> [Your instructions]
The entries that follow should be written out exactly.

# # # # #

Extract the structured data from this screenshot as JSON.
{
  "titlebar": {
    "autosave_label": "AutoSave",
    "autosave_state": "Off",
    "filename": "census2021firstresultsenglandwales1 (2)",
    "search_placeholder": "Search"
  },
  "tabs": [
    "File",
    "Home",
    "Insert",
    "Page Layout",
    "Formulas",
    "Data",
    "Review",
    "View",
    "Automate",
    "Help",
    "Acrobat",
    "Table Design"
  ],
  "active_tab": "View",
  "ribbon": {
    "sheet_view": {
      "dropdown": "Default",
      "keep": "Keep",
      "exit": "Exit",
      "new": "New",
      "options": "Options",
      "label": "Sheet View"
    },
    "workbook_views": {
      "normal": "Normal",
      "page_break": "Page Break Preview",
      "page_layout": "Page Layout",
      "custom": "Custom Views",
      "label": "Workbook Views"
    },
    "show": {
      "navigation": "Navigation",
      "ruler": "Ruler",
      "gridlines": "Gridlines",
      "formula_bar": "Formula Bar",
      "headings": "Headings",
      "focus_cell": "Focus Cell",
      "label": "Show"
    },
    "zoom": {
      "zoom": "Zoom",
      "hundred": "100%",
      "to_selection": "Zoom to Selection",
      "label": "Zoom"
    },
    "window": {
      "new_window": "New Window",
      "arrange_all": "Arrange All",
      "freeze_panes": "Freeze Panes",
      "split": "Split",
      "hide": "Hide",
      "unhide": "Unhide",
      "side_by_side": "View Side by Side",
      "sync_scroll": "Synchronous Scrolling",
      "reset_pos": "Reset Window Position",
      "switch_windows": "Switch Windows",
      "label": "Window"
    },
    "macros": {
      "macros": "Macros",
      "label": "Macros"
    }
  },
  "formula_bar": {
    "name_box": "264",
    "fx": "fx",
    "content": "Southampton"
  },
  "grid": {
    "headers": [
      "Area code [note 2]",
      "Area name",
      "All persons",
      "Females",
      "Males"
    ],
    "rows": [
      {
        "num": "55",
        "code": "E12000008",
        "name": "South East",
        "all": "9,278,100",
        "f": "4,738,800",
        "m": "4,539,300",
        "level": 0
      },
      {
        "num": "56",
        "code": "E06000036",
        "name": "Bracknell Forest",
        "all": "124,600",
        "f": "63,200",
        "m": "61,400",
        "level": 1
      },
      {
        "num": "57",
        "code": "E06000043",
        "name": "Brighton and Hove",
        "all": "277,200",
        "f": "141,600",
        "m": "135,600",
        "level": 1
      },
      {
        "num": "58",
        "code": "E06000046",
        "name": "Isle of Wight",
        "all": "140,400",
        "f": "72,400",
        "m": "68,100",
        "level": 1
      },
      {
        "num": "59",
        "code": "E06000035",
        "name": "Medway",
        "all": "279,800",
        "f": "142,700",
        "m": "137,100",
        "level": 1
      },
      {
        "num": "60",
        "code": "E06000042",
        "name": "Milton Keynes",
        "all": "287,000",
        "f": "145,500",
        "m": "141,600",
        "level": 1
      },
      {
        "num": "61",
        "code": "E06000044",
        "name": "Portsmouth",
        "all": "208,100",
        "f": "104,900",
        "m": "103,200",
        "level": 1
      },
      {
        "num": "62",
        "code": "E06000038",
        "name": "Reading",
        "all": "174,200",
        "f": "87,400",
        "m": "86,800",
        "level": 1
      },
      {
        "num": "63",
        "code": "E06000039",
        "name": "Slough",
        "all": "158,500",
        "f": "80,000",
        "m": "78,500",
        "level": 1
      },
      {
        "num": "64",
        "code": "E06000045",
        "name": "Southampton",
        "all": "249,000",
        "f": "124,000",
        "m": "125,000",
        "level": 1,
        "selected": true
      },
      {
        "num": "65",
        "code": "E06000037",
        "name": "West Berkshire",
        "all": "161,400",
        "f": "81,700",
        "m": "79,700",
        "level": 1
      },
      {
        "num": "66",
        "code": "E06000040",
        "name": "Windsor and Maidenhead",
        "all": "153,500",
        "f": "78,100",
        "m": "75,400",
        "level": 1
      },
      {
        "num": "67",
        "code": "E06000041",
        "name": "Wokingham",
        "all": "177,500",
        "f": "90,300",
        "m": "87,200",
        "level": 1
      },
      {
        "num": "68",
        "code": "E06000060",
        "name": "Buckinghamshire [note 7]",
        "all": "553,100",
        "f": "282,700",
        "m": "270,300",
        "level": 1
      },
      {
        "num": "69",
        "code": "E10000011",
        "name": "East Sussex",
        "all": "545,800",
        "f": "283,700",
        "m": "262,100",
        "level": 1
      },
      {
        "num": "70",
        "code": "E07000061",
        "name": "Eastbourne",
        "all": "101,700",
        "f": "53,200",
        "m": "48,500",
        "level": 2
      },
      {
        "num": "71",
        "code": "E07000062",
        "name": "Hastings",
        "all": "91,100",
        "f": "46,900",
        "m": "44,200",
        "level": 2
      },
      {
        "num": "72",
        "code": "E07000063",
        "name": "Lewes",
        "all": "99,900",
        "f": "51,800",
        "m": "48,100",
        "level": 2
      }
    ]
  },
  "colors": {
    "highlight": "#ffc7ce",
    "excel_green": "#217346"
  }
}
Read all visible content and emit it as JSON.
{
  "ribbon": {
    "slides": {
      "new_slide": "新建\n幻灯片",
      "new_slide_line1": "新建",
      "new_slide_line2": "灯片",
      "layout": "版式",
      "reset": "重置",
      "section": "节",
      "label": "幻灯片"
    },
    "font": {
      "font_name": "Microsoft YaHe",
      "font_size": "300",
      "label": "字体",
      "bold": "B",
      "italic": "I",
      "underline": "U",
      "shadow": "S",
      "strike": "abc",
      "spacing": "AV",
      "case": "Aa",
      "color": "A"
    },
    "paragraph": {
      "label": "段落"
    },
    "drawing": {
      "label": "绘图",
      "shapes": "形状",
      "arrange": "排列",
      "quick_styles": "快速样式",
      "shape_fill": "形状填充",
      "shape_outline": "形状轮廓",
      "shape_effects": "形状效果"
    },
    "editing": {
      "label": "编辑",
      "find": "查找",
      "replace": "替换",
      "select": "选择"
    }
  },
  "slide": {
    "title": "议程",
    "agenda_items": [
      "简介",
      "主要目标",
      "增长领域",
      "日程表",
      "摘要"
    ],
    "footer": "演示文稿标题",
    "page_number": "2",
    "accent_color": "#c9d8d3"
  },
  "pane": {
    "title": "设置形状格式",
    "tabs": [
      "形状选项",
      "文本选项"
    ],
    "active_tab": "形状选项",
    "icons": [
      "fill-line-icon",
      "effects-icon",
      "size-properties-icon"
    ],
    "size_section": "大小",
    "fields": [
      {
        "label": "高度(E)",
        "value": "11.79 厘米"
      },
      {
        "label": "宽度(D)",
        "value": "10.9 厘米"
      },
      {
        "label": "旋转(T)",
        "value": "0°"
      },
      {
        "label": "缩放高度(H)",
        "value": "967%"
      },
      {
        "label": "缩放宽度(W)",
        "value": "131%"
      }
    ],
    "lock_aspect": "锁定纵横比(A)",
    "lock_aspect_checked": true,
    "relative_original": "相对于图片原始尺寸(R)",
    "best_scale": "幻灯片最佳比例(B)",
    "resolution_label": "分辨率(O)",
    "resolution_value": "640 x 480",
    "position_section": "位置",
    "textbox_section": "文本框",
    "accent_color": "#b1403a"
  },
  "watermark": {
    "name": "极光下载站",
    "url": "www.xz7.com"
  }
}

# # # # #

> [Output for this exercise]
Extract the structured data from this screenshot as JSON.
{
  "titlebar": {
    "autosave_label": "AutoSave",
    "autosave_state": "Off",
    "filename": "census2021firstresultsenglandwales1 (2)",
    "search_placeholder": "Search"
  },
  "tabs": [
    "File",
    "Home",
    "Insert",
    "Page Layout",
    "Formulas",
    "Data",
    "Review",
    "View",
    "Automate",
    "Help",
    "Acrobat",
    "Table Design"
  ],
  "active_tab": "View",
  "ribbon": {
    "sheet_view": {
      "dropdown": "Default",
      "keep": "Keep",
      "exit": "Exit",
      "new": "New",
      "options": "Options",
      "label": "Sheet View"
    },
    "workbook_views": {
      "normal": "Normal",
      "page_break": "Page Break Preview",
      "page_layout": "Page Layout",
      "custom": "Custom Views",
      "label": "Workbook Views"
    },
    "show": {
      "navigation": "Navigation",
      "ruler": "Ruler",
      "gridlines": "Gridlines",
      "formula_bar": "Formula Bar",
      "headings": "Headings",
      "focus_cell": "Focus Cell",
      "label": "Show"
    },
    "zoom": {
      "zoom": "Zoom",
      "hundred": "100%",
      "to_selection": "Zoom to Selection",
      "label": "Zoom"
    },
    "window": {
      "new_window": "New Window",
      "arrange_all": "Arrange All",
      "freeze_panes": "Freeze Panes",
      "split": "Split",
      "hide": "Hide",
      "unhide": "Unhide",
      "side_by_side": "View Side by Side",
      "sync_scroll": "Synchronous Scrolling",
      "reset_pos": "Reset Window Position",
      "switch_windows": "Switch Windows",
      "label": "Window"
    },
    "macros": {
      "macros": "Macros",
      "label": "Macros"
    }
  },
  "formula_bar": {
    "name_box": "264",
    "fx": "fx",
    "content": "Southampton"
  },
  "grid": {
    "headers": [
      "Area code [note 2]",
      "Area name",
      "All persons",
      "Females",
      "Males"
    ],
    "rows": [
      {
        "num": "55",
        "code": "E12000008",
        "name": "South East",
        "all": "9,278,100",
        "f": "4,738,800",
        "m": "4,539,300",
        "level": 0
      },
      {
        "num": "56",
        "code": "E06000036",
        "name": "Bracknell Forest",
        "all": "124,600",
        "f": "63,200",
        "m": "61,400",
        "level": 1
      },
      {
        "num": "57",
        "code": "E06000043",
        "name": "Brighton and Hove",
        "all": "277,200",
        "f": "141,600",
        "m": "135,600",
        "level": 1
      },
      {
        "num": "58",
        "code": "E06000046",
        "name": "Isle of Wight",
        "all": "140,400",
        "f": "72,400",
        "m": "68,100",
        "level": 1
      },
      {
        "num": "59",
        "code": "E06000035",
        "name": "Medway",
        "all": "279,800",
        "f": "142,700",
        "m": "137,100",
        "level": 1
      },
      {
        "num": "60",
        "code": "E06000042",
        "name": "Milton Keynes",
        "all": "287,000",
        "f": "145,500",
        "m": "141,600",
        "level": 1
      },
      {
        "num": "61",
        "code": "E06000044",
        "name": "Portsmouth",
        "all": "208,100",
        "f": "104,900",
        "m": "103,200",
        "level": 1
      },
      {
        "num": "62",
        "code": "E06000038",
        "name": "Reading",
        "all": "174,200",
        "f": "87,400",
        "m": "86,800",
        "level": 1
      },
      {
        "num": "63",
        "code": "E06000039",
        "name": "Slough",
        "all": "158,500",
        "f": "80,000",
        "m": "78,500",
        "level": 1
      },
      {
        "num": "64",
        "code": "E06000045",
        "name": "Southampton",
        "all": "249,000",
        "f": "124,000",
        "m": "125,000",
        "level": 1,
        "selected": true
      },
      {
        "num": "65",
        "code": "E06000037",
        "name": "West Berkshire",
        "all": "161,400",
        "f": "81,700",
        "m": "79,700",
        "level": 1
      },
      {
        "num": "66",
        "code": "E06000040",
        "name": "Windsor and Maidenhead",
        "all": "153,500",
        "f": "78,100",
        "m": "75,400",
        "level": 1
      },
      {
        "num": "67",
        "code": "E06000041",
        "name": "Wokingham",
        "all": "177,500",
        "f": "90,300",
        "m": "87,200",
        "level": 1
      },
      {
        "num": "68",
        "code": "E06000060",
        "name": "Buckinghamshire [note 7]",
        "all": "553,100",
        "f": "282,700",
        "m": "270,300",
        "level": 1
      },
      {
        "num": "69",
        "code": "E10000011",
        "name": "East Sussex",
        "all": "545,800",
        "f": "283,700",
        "m": "262,100",
        "level": 1
      },
      {
        "num": "70",
        "code": "E07000061",
        "name": "Eastbourne",
        "all": "101,700",
        "f": "53,200",
        "m": "48,500",
        "level": 2
      },
      {
        "num": "71",
        "code": "E07000062",
        "name": "Hastings",
        "all": "91,100",
        "f": "46,900",
        "m": "44,200",
        "level": 2
      },
      {
        "num": "72",
        "code": "E07000063",
        "name": "Lewes",
        "all": "99,900",
        "f": "51,800",
        "m": "48,100",
        "level": 2
      }
    ]
  },
  "colors": {
    "highlight": "#ffc7ce",
    "excel_green": "#217346"
  }
}
Read all visible content and emit it as JSON.
{
  "ribbon": {
    "slides": {
      "new_slide": "新建\n幻灯片",
      "new_slide_line1": "新建",
      "new_slide_line2": "灯片",
      "layout": "版式",
      "reset": "重置",
      "section": "节",
      "label": "幻灯片"
    },
    "font": {
      "font_name": "Microsoft YaHe",
      "font_size": "300",
      "label": "字体",
      "bold": "B",
      "italic": "I",
      "underline": "U",
      "shadow": "S",
      "strike": "abc",
      "spacing": "AV",
      "case": "Aa",
      "color": "A"
    },
    "paragraph": {
      "label": "段落"
    },
    "drawing": {
      "label": "绘图",
      "shapes": "形状",
      "arrange": "排列",
      "quick_styles": "快速样式",
      "shape_fill": "形状填充",
      "shape_outline": "形状轮廓",
      "shape_effects": "形状效果"
    },
    "editing": {
      "label": "编辑",
      "find": "查找",
      "replace": "替换",
      "select": "选择"
    }
  },
  "slide": {
    "title": "议程",
    "agenda_items": [
      "简介",
      "主要目标",
      "增长领域",
      "日程表",
      "摘要"
    ],
    "footer": "演示文稿标题",
    "page_number": "2",
    "accent_color": "#c9d8d3"
  },
  "pane": {
    "title": "设置形状格式",
    "tabs": [
      "形状选项",
      "文本选项"
    ],
    "active_tab": "形状选项",
    "icons": [
      "fill-line-icon",
      "effects-icon",
      "size-properties-icon"
    ],
    "size_section": "大小",
    "fields": [
      {
        "label": "高度(E)",
        "value": "11.79 厘米"
      },
      {
        "label": "宽度(D)",
        "value": "10.9 厘米"
      },
      {
        "label": "旋转(T)",
        "value": "0°"
      },
      {
        "label": "缩放高度(H)",
        "value": "967%"
      },
      {
        "label": "缩放宽度(W)",
        "value": "131%"
      }
    ],
    "lock_aspect": "锁定纵横比(A)",
    "lock_aspect_checked": true,
    "relative_original": "相对于图片原始尺寸(R)",
    "best_scale": "幻灯片最佳比例(B)",
    "resolution_label": "分辨率(O)",
    "resolution_value": "640 x 480",
    "position_section": "位置",
    "textbox_section": "文本框",
    "accent_color": "#b1403a"
  },
  "watermark": {
    "name": "极光下载站",
    "url": "www.xz7.com"
  }
}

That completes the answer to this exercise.